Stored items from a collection
>>>>

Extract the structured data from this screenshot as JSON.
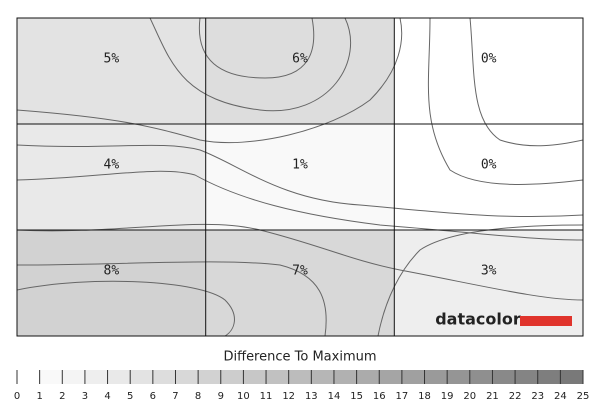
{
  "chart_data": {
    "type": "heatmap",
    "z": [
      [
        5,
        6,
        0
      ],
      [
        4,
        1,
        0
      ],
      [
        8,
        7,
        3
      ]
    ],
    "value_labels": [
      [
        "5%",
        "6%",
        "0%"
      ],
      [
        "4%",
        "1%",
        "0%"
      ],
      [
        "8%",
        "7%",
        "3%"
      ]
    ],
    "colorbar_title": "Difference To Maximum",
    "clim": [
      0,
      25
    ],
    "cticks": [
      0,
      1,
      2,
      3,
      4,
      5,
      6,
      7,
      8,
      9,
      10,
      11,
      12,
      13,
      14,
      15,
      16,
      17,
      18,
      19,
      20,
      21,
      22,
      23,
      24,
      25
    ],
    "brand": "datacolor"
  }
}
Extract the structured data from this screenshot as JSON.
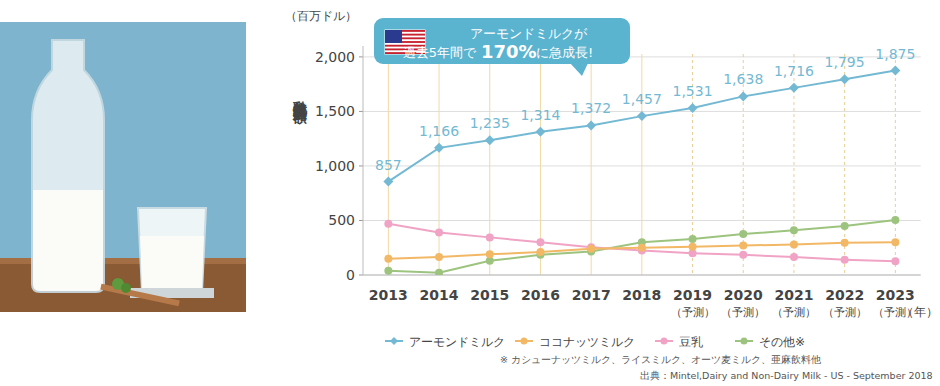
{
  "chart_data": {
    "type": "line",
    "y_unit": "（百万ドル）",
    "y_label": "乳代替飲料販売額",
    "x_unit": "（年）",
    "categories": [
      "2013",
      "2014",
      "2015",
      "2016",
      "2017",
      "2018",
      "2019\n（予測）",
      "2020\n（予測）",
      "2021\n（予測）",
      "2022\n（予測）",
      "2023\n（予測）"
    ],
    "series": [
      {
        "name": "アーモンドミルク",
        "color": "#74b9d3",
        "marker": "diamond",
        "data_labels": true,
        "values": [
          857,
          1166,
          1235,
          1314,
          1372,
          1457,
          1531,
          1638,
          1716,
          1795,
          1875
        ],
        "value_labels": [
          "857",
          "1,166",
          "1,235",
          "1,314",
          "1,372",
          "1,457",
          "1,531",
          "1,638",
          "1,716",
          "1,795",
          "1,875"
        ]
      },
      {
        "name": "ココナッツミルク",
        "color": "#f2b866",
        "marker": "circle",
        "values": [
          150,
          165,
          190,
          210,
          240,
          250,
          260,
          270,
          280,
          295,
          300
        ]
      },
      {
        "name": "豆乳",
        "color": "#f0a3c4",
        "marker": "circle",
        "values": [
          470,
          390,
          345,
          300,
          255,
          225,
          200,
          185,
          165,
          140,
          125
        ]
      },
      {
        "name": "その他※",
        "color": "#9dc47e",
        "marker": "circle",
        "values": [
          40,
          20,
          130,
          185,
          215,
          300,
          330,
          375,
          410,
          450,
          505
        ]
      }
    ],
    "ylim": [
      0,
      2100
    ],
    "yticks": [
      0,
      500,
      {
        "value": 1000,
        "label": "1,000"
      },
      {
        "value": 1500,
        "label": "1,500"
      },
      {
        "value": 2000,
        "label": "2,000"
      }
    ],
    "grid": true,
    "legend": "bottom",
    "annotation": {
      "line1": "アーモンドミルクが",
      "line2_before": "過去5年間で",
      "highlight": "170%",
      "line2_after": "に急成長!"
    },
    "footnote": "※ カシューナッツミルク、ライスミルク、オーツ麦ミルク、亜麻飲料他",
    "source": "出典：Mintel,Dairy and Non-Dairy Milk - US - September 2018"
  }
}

<<<<

→ GOAL: Restate the whole of the material word for word without the pictures.

→ THE RESPONSE:
Extract the structured data from this screenshot as JSON.
{
  "chart_data": {
    "type": "heatmap",
    "z": [
      [
        5,
        6,
        0
      ],
      [
        4,
        1,
        0
      ],
      [
        8,
        7,
        3
      ]
    ],
    "value_labels": [
      [
        "5%",
        "6%",
        "0%"
      ],
      [
        "4%",
        "1%",
        "0%"
      ],
      [
        "8%",
        "7%",
        "3%"
      ]
    ],
    "colorbar_title": "Difference To Maximum",
    "clim": [
      0,
      25
    ],
    "cticks": [
      0,
      1,
      2,
      3,
      4,
      5,
      6,
      7,
      8,
      9,
      10,
      11,
      12,
      13,
      14,
      15,
      16,
      17,
      18,
      19,
      20,
      21,
      22,
      23,
      24,
      25
    ],
    "brand": "datacolor"
  }
}
Extract the structured data from this screenshot as JSON.
{
  "chart_data": {
    "type": "line",
    "y_unit": "（百万ドル）",
    "y_label": "乳代替飲料販売額",
    "x_unit": "（年）",
    "categories": [
      "2013",
      "2014",
      "2015",
      "2016",
      "2017",
      "2018",
      "2019\n（予測）",
      "2020\n（予測）",
      "2021\n（予測）",
      "2022\n（予測）",
      "2023\n（予測）"
    ],
    "series": [
      {
        "name": "アーモンドミルク",
        "color": "#74b9d3",
        "marker": "diamond",
        "data_labels": true,
        "values": [
          857,
          1166,
          1235,
          1314,
          1372,
          1457,
          1531,
          1638,
          1716,
          1795,
          1875
        ],
        "value_labels": [
          "857",
          "1,166",
          "1,235",
          "1,314",
          "1,372",
          "1,457",
          "1,531",
          "1,638",
          "1,716",
          "1,795",
          "1,875"
        ]
      },
      {
        "name": "ココナッツミルク",
        "color": "#f2b866",
        "marker": "circle",
        "values": [
          150,
          165,
          190,
          210,
          240,
          250,
          260,
          270,
          280,
          295,
          300
        ]
      },
      {
        "name": "豆乳",
        "color": "#f0a3c4",
        "marker": "circle",
        "values": [
          470,
          390,
          345,
          300,
          255,
          225,
          200,
          185,
          165,
          140,
          125
        ]
      },
      {
        "name": "その他※",
        "color": "#9dc47e",
        "marker": "circle",
        "values": [
          40,
          20,
          130,
          185,
          215,
          300,
          330,
          375,
          410,
          450,
          505
        ]
      }
    ],
    "ylim": [
      0,
      2100
    ],
    "yticks": [
      0,
      500,
      {
        "value": 1000,
        "label": "1,000"
      },
      {
        "value": 1500,
        "label": "1,500"
      },
      {
        "value": 2000,
        "label": "2,000"
      }
    ],
    "grid": true,
    "legend": "bottom",
    "annotation": {
      "line1": "アーモンドミルクが",
      "line2_before": "過去5年間で",
      "highlight": "170%",
      "line2_after": "に急成長!"
    },
    "footnote": "※ カシューナッツミルク、ライスミルク、オーツ麦ミルク、亜麻飲料他",
    "source": "出典：Mintel,Dairy and Non-Dairy Milk - US - September 2018"
  }
}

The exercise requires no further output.